■ **Given exercise**
Pull every "последующим" line out of the data below.

■ **Records for the task**

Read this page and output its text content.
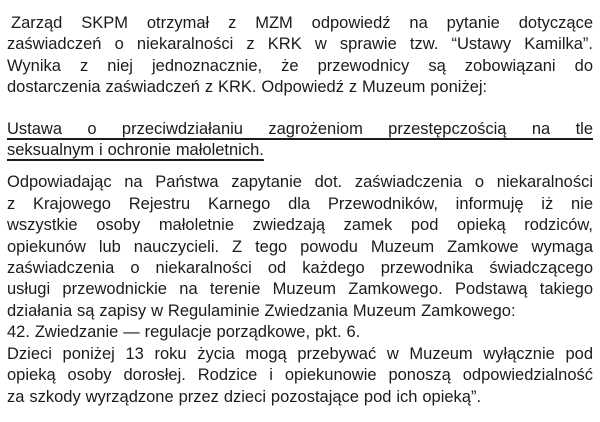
Zarząd SKPM otrzymał z MZM odpowiedź na pytanie dotyczące
zaświadczeń o niekaralności z KRK w sprawie tzw. “Ustawy Kamilka”.
Wynika z niej jednoznacznie, że przewodnicy są zobowiązani do
dostarczenia zaświadczeń z KRK. Odpowiedź z Muzeum poniżej:
Ustawa o przeciwdziałaniu zagrożeniom przestępczością na tle
seksualnym i ochronie małoletnich.
Odpowiadając na Państwa zapytanie dot. zaświadczenia o niekaralności
z Krajowego Rejestru Karnego dla Przewodników, informuję iż nie
wszystkie osoby małoletnie zwiedzają zamek pod opieką rodziców,
opiekunów lub nauczycieli. Z tego powodu Muzeum Zamkowe wymaga
zaświadczenia o niekaralności od każdego przewodnika świadczącego
usługi przewodnickie na terenie Muzeum Zamkowego. Podstawą takiego
działania są zapisy w Regulaminie Zwiedzania Muzeum Zamkowego:
42. Zwiedzanie — regulacje porządkowe, pkt. 6.
Dzieci poniżej 13 roku życia mogą przebywać w Muzeum wyłącznie pod
opieką osoby dorosłej. Rodzice i opiekunowie ponoszą odpowiedzialność
za szkody wyrządzone przez dzieci pozostające pod ich opieką”.
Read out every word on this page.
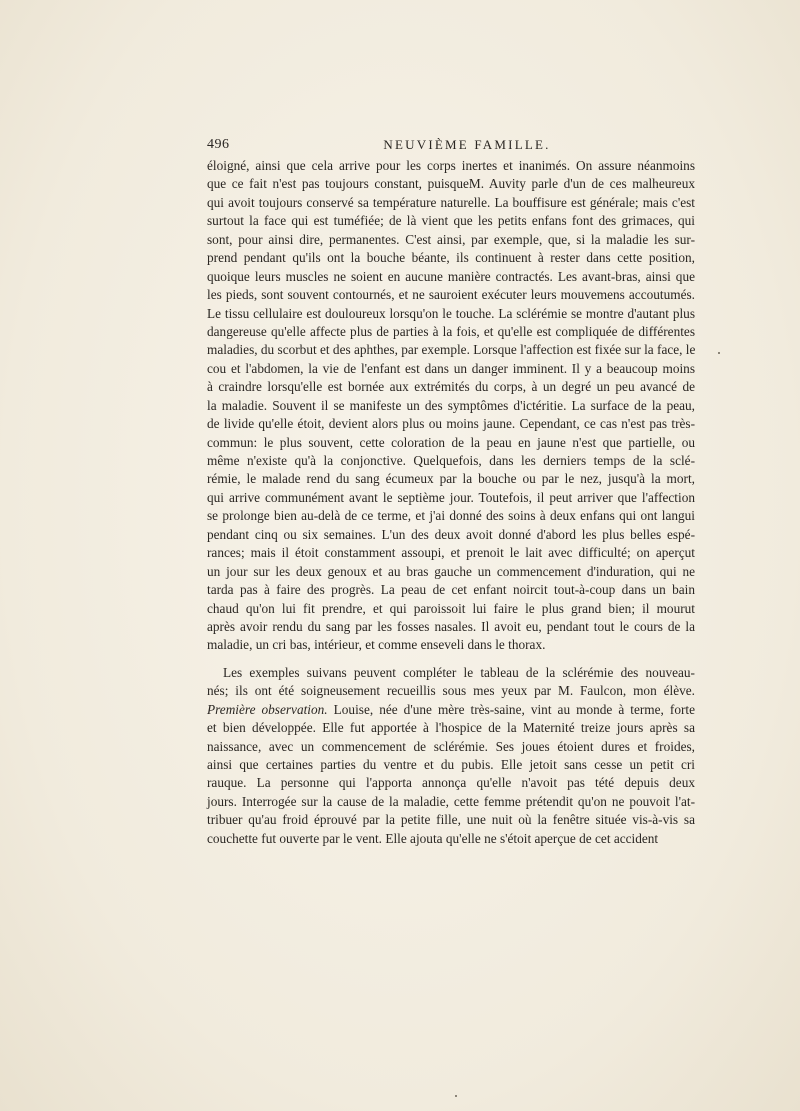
496	NEUVIÈME FAMILLE.
éloigné, ainsi que cela arrive pour les corps inertes et inanimés. On assure néanmoins
que ce fait n'est pas toujours constant, puisqueM. Auvity parle d'un de ces malheureux
qui avoit toujours conservé sa température naturelle. La bouffisure est générale; mais c'est
surtout la face qui est tuméfiée; de là vient que les petits enfans font des grimaces, qui
sont, pour ainsi dire, permanentes. C'est ainsi, par exemple, que, si la maladie les sur-
prend pendant qu'ils ont la bouche béante, ils continuent à rester dans cette position,
quoique leurs muscles ne soient en aucune manière contractés. Les avant-bras, ainsi que
les pieds, sont souvent contournés, et ne sauroient exécuter leurs mouvemens accoutumés.
Le tissu cellulaire est douloureux lorsqu'on le touche. La sclérémie se montre d'autant plus
dangereuse qu'elle affecte plus de parties à la fois, et qu'elle est compliquée de différentes
maladies, du scorbut et des aphthes, par exemple. Lorsque l'affection est fixée sur la face, le
cou et l'abdomen, la vie de l'enfant est dans un danger imminent. Il y a beaucoup moins
à craindre lorsqu'elle est bornée aux extrémités du corps, à un degré un peu avancé de
la maladie. Souvent il se manifeste un des symptômes d'ictéritie. La surface de la peau,
de livide qu'elle étoit, devient alors plus ou moins jaune. Cependant, ce cas n'est pas très-
commun: le plus souvent, cette coloration de la peau en jaune n'est que partielle, ou
même n'existe qu'à la conjonctive. Quelquefois, dans les derniers temps de la sclé-
rémie, le malade rend du sang écumeux par la bouche ou par le nez, jusqu'à la mort,
qui arrive communément avant le septième jour. Toutefois, il peut arriver que l'affection
se prolonge bien au-delà de ce terme, et j'ai donné des soins à deux enfans qui ont langui
pendant cinq ou six semaines. L'un des deux avoit donné d'abord les plus belles espé-
rances; mais il étoit constamment assoupi, et prenoit le lait avec difficulté; on aperçut
un jour sur les deux genoux et au bras gauche un commencement d'induration, qui ne
tarda pas à faire des progrès. La peau de cet enfant noircit tout-à-coup dans un bain
chaud qu'on lui fit prendre, et qui paroissoit lui faire le plus grand bien; il mourut
après avoir rendu du sang par les fosses nasales. Il avoit eu, pendant tout le cours de la
maladie, un cri bas, intérieur, et comme enseveli dans le thorax.
Les exemples suivans peuvent compléter le tableau de la sclérémie des nouveau-
nés; ils ont été soigneusement recueillis sous mes yeux par M. Faulcon, mon élève.
Première observation. Louise, née d'une mère très-saine, vint au monde à terme, forte
et bien développée. Elle fut apportée à l'hospice de la Maternité treize jours après sa
naissance, avec un commencement de sclérémie. Ses joues étoient dures et froides,
ainsi que certaines parties du ventre et du pubis. Elle jetoit sans cesse un petit cri
rauque. La personne qui l'apporta annonça qu'elle n'avoit pas tété depuis deux
jours. Interrogée sur la cause de la maladie, cette femme prétendit qu'on ne pouvoit l'at-
tribuer qu'au froid éprouvé par la petite fille, une nuit où la fenêtre située vis-à-vis sa
couchette fut ouverte par le vent. Elle ajouta qu'elle ne s'étoit aperçue de cet accident
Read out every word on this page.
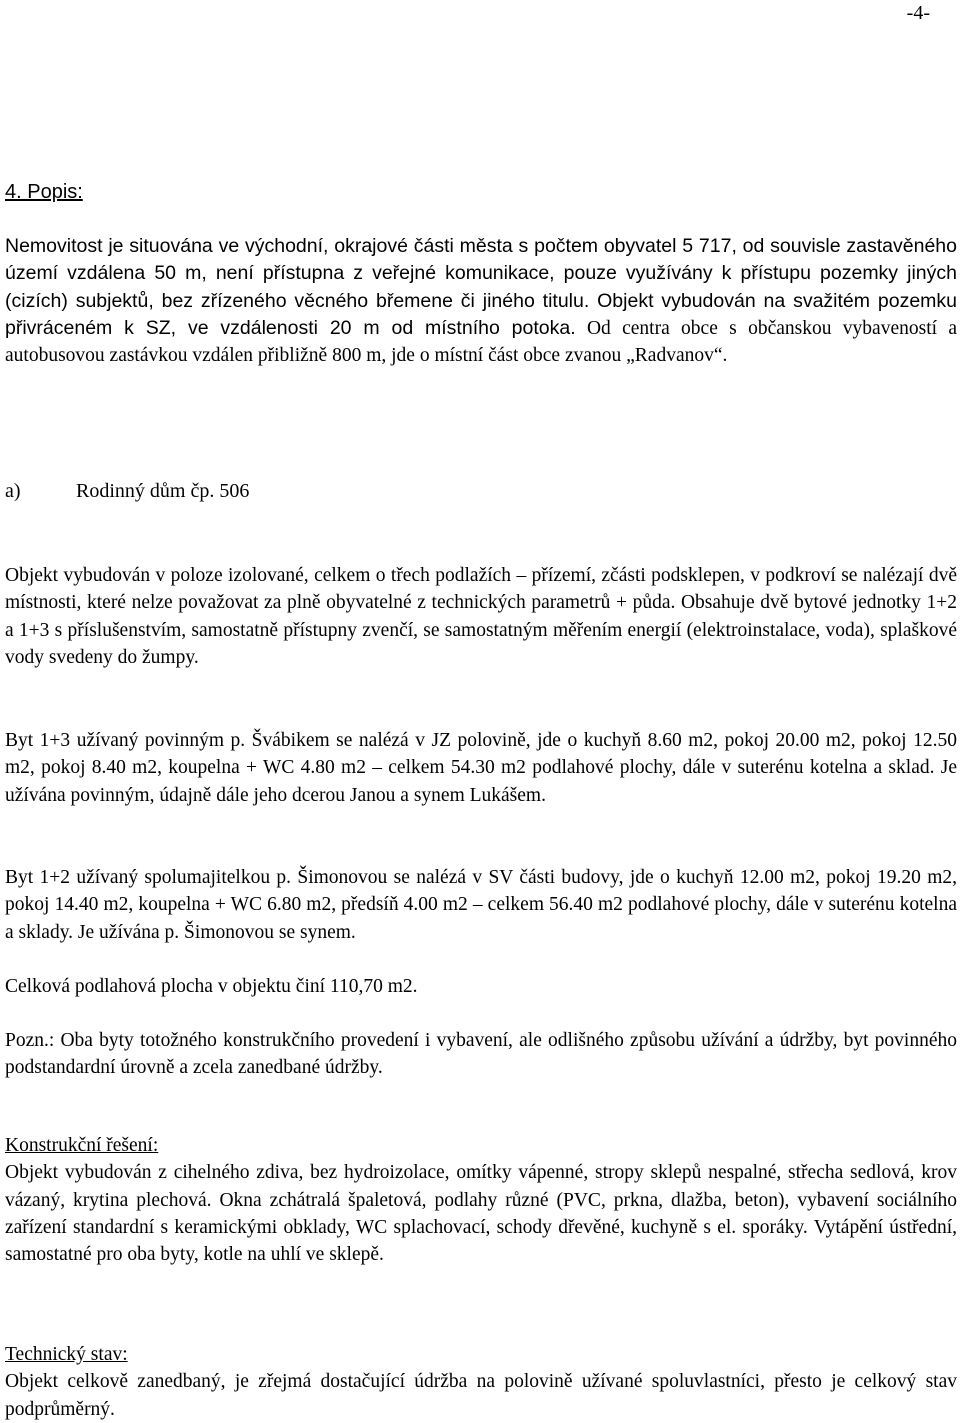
-4-
4. Popis:

Nemovitost je situována ve východní, okrajové části města s počtem obyvatel 5 717, od souvisle zastavěného území vzdálena 50 m, není přístupna z veřejné komunikace, pouze využívány k přístupu pozemky jiných (cizích) subjektů, bez zřízeného věcného břemene či jiného titulu. Objekt vybudován na svažitém pozemku přivráceném k SZ, ve vzdálenosti 20 m od místního potoka. Od centra obce s občanskou vybaveností a autobusovou zastávkou vzdálen přibližně 800 m, jde o místní část obce zvanou „Radvanov“.

a)	Rodinný dům čp. 506

Objekt vybudován v poloze izolované, celkem o třech podlažích – přízemí, zčásti podsklepen, v podkroví se nalézají dvě místnosti, které nelze považovat za plně obyvatelné z technických parametrů + půda. Obsahuje dvě bytové jednotky 1+2 a 1+3 s příslušenstvím, samostatně přístupny zvenčí, se samostatným měřením energií (elektroinstalace, voda), splaškové vody svedeny do žumpy.

Byt 1+3 užívaný povinným p. Švábikem se nalézá v JZ polovině, jde o kuchyň 8.60 m2, pokoj 20.00 m2, pokoj 12.50 m2, pokoj 8.40 m2, koupelna + WC 4.80 m2 – celkem 54.30 m2 podlahové plochy, dále v suterénu kotelna a sklad. Je užívána povinným, údajně dále jeho dcerou Janou a synem Lukášem.

Byt 1+2 užívaný spolumajitelkou p. Šimonovou se nalézá v SV části budovy, jde o kuchyň 12.00 m2, pokoj 19.20 m2, pokoj 14.40 m2, koupelna + WC 6.80 m2, předsíň 4.00 m2 – celkem 56.40 m2 podlahové plochy, dále v suterénu kotelna a sklady. Je užívána p. Šimonovou se synem.

Celková podlahová plocha v objektu činí 110,70 m2.

Pozn.: Oba byty totožného konstrukčního provedení i vybavení, ale odlišného způsobu užívání a údržby, byt povinného podstandardní úrovně a zcela zanedbané údržby.

Konstrukční řešení:

Objekt vybudován z cihelného zdiva, bez hydroizolace, omítky vápenné, stropy sklepů nespalné, střecha sedlová, krov vázaný, krytina plechová. Okna zchátralá špaletová, podlahy různé (PVC, prkna, dlažba, beton), vybavení sociálního zařízení standardní s keramickými obklady, WC splachovací, schody dřevěné, kuchyně s el. sporáky. Vytápění ústřední, samostatné pro oba byty, kotle na uhlí ve sklepě.

Technický stav:

Objekt celkově zanedbaný, je zřejmá dostačující údržba na polovině užívané spoluvlastníci, přesto je celkový stav podprůměrný.
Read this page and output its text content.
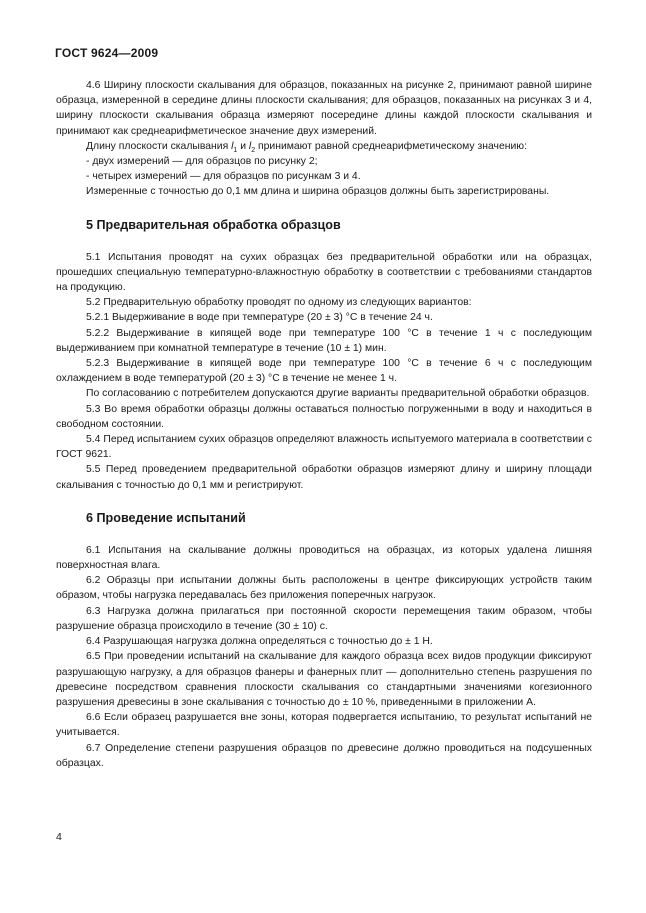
ГОСТ 9624—2009

4.6 Ширину плоскости скалывания для образцов, показанных на рисунке 2, принимают равной ширине образца, измеренной в середине длины плоскости скалывания; для образцов, показанных на рисунках 3 и 4, ширину плоскости скалывания образца измеряют посередине длины каждой плоскости скалывания и принимают как среднеарифметическое значение двух измерений.

Длину плоскости скалывания $l_1$ и $l_2$ принимают равной среднеарифметическому значению:

- двух измерений — для образцов по рисунку 2;

- четырех измерений — для образцов по рисункам 3 и 4.

Измеренные с точностью до 0,1 мм длина и ширина образцов должны быть зарегистрированы.

5 Предварительная обработка образцов

5.1 Испытания проводят на сухих образцах без предварительной обработки или на образцах, прошедших специальную температурно-влажностную обработку в соответствии с требованиями стандартов на продукцию.

5.2 Предварительную обработку проводят по одному из следующих вариантов:

5.2.1 Выдерживание в воде при температуре (20 ± 3) °С в течение 24 ч.

5.2.2 Выдерживание в кипящей воде при температуре 100 °С в течение 1 ч с последующим выдерживанием при комнатной температуре в течение (10 ± 1) мин.

5.2.3 Выдерживание в кипящей воде при температуре 100 °С в течение 6 ч с последующим охлаждением в воде температурой (20 ± 3) °С в течение не менее 1 ч.

По согласованию с потребителем допускаются другие варианты предварительной обработки образцов.

5.3 Во время обработки образцы должны оставаться полностью погруженными в воду и находиться в свободном состоянии.

5.4 Перед испытанием сухих образцов определяют влажность испытуемого материала в соответствии с ГОСТ 9621.

5.5 Перед проведением предварительной обработки образцов измеряют длину и ширину площади скалывания с точностью до 0,1 мм и регистрируют.

6 Проведение испытаний

6.1 Испытания на скалывание должны проводиться на образцах, из которых удалена лишняя поверхностная влага.

6.2 Образцы при испытании должны быть расположены в центре фиксирующих устройств таким образом, чтобы нагрузка передавалась без приложения поперечных нагрузок.

6.3 Нагрузка должна прилагаться при постоянной скорости перемещения таким образом, чтобы разрушение образца происходило в течение (30 ± 10) с.

6.4 Разрушающая нагрузка должна определяться с точностью до ± 1 Н.

6.5 При проведении испытаний на скалывание для каждого образца всех видов продукции фиксируют разрушающую нагрузку, а для образцов фанеры и фанерных плит — дополнительно степень разрушения по древесине посредством сравнения плоскости скалывания со стандартными значениями когезионного разрушения древесины в зоне скалывания с точностью до ± 10 %, приведенными в приложении А.

6.6 Если образец разрушается вне зоны, которая подвергается испытанию, то результат испытаний не учитывается.

6.7 Определение степени разрушения образцов по древесине должно проводиться на подсушенных образцах.

4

■ **Solution**
5.2.2 Выдерживание в кипящей воде при температуре 100 °С в течение 1 ч с последующим выдерживанием при комнатной температуре в течение (10 ± 1) мин.
5.2.3 Выдерживание в кипящей воде при температуре 100 °С в течение 6 ч с последующим охлаждением в воде температурой (20 ± 3) °С в течение не менее 1 ч.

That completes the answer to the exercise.